> [Your instructions]
Set down each entry exactly as it stands, without altering a single character.

[Records from a collection]
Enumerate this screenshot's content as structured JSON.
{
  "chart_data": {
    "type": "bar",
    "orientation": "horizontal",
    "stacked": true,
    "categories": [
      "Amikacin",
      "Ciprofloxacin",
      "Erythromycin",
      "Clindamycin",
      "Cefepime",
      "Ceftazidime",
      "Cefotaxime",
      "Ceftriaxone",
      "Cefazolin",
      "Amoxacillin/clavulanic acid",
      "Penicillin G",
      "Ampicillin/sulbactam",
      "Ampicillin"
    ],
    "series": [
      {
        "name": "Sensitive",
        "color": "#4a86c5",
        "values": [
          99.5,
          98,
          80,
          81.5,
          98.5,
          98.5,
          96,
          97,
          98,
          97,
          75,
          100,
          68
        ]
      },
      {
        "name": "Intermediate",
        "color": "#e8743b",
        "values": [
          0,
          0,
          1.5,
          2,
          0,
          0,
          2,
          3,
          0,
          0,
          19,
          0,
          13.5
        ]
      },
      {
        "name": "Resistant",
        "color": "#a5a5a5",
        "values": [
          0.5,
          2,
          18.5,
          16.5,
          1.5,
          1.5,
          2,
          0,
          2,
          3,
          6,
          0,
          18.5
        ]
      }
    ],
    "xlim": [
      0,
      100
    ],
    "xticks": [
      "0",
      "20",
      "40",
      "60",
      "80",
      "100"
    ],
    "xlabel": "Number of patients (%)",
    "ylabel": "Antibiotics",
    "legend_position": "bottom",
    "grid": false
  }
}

> [Answer area]
Enumerate this screenshot's content as structured JSON.
{
  "chart_data": {
    "type": "bar",
    "orientation": "horizontal",
    "stacked": true,
    "categories": [
      "Amikacin",
      "Ciprofloxacin",
      "Erythromycin",
      "Clindamycin",
      "Cefepime",
      "Ceftazidime",
      "Cefotaxime",
      "Ceftriaxone",
      "Cefazolin",
      "Amoxacillin/clavulanic acid",
      "Penicillin G",
      "Ampicillin/sulbactam",
      "Ampicillin"
    ],
    "series": [
      {
        "name": "Sensitive",
        "color": "#4a86c5",
        "values": [
          99.5,
          98,
          80,
          81.5,
          98.5,
          98.5,
          96,
          97,
          98,
          97,
          75,
          100,
          68
        ]
      },
      {
        "name": "Intermediate",
        "color": "#e8743b",
        "values": [
          0,
          0,
          1.5,
          2,
          0,
          0,
          2,
          3,
          0,
          0,
          19,
          0,
          13.5
        ]
      },
      {
        "name": "Resistant",
        "color": "#a5a5a5",
        "values": [
          0.5,
          2,
          18.5,
          16.5,
          1.5,
          1.5,
          2,
          0,
          2,
          3,
          6,
          0,
          18.5
        ]
      }
    ],
    "xlim": [
      0,
      100
    ],
    "xticks": [
      "0",
      "20",
      "40",
      "60",
      "80",
      "100"
    ],
    "xlabel": "Number of patients (%)",
    "ylabel": "Antibiotics",
    "legend_position": "bottom",
    "grid": false
  }
}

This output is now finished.